◆ EXERCISE ◆
Scan the records for the string "laks"; copy each line where it occurs.

◆ RECORDS FOR THIS TASK ◆
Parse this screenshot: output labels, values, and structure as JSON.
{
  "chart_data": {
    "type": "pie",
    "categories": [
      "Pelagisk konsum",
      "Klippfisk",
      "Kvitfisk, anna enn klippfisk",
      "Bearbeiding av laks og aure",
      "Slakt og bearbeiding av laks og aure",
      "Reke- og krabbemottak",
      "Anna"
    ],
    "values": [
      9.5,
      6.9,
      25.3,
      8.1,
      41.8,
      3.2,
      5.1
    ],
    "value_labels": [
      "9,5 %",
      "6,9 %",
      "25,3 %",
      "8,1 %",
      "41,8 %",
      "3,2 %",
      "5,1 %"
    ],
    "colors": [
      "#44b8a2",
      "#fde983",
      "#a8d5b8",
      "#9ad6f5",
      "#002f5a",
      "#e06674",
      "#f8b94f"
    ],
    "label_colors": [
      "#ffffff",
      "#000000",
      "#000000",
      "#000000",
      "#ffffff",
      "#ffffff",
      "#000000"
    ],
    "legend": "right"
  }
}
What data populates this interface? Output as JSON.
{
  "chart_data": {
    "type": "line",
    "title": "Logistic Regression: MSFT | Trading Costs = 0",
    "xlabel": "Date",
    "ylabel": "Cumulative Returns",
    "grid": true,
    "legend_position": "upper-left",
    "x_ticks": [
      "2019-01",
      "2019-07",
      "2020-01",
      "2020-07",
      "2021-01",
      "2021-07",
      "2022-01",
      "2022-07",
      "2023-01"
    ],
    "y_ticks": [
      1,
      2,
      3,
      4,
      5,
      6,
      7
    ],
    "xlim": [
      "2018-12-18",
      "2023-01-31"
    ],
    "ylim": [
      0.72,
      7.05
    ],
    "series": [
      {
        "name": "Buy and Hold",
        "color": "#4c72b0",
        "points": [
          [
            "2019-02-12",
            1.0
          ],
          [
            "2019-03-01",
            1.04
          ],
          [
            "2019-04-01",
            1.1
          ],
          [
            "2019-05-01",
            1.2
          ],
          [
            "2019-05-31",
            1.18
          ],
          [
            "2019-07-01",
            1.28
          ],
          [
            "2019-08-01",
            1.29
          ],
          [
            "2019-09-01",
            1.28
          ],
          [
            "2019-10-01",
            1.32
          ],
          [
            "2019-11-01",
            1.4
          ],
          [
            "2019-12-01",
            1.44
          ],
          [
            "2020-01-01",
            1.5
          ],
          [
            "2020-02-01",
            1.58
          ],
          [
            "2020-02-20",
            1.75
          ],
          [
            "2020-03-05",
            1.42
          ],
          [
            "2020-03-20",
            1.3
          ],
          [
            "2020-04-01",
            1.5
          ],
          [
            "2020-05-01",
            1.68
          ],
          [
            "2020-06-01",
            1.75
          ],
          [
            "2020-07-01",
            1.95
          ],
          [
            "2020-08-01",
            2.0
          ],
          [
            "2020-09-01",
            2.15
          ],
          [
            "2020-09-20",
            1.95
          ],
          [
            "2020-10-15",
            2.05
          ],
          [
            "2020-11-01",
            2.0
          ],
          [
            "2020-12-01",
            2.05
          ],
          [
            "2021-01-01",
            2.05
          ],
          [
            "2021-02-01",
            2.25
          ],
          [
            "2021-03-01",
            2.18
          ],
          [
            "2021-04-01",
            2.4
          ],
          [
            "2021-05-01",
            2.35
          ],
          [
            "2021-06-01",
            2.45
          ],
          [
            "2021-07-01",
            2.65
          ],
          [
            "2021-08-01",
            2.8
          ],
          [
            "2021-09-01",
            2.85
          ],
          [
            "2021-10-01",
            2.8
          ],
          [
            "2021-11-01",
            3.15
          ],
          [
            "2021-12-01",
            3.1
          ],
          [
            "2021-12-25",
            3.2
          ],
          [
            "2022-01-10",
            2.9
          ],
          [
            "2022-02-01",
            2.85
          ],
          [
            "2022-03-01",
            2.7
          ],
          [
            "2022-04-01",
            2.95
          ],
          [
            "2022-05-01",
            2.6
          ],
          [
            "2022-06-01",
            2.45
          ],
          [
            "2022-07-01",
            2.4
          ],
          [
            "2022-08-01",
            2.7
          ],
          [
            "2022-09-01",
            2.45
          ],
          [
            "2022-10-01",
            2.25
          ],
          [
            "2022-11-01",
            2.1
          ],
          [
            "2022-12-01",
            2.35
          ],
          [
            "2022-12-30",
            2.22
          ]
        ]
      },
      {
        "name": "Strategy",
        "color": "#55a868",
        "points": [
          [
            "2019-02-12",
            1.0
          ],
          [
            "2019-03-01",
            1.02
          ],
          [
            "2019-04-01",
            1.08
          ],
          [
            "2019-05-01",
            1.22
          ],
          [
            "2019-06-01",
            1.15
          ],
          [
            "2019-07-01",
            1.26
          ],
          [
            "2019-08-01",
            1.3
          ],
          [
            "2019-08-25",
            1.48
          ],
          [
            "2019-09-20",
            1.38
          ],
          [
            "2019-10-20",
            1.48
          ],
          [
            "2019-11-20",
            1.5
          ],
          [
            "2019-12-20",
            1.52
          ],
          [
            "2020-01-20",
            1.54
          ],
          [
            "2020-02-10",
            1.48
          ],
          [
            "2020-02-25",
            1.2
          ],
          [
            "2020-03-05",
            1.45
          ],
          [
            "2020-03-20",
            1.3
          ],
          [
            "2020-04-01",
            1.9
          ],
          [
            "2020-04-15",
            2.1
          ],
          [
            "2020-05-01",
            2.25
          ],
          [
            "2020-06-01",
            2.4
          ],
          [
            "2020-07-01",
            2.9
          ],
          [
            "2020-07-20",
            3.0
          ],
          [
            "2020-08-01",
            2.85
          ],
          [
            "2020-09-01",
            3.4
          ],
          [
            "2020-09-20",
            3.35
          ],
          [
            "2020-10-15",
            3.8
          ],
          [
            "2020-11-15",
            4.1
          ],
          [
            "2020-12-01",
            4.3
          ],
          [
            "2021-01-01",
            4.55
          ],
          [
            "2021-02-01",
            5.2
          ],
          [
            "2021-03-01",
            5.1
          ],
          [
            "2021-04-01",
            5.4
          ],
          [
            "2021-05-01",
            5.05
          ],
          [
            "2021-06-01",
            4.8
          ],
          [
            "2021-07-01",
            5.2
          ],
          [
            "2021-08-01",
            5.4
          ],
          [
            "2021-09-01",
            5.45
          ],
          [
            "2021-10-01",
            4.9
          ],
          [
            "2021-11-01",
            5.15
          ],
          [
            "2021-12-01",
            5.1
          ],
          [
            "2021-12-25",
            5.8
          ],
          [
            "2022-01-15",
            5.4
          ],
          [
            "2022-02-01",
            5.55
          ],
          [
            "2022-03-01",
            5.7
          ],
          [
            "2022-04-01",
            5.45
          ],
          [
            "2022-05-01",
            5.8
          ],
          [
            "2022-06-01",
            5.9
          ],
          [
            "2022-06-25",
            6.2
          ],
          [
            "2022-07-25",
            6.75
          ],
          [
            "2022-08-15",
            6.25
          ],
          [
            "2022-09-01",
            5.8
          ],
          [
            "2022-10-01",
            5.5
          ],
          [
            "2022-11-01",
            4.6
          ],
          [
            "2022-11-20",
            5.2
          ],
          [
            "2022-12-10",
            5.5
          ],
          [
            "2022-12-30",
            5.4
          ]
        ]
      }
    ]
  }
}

◆ OUTPUT FOR THIS TASK ◆
      "Bearbeiding av laks og aure",
      "Slakt og bearbeiding av laks og aure",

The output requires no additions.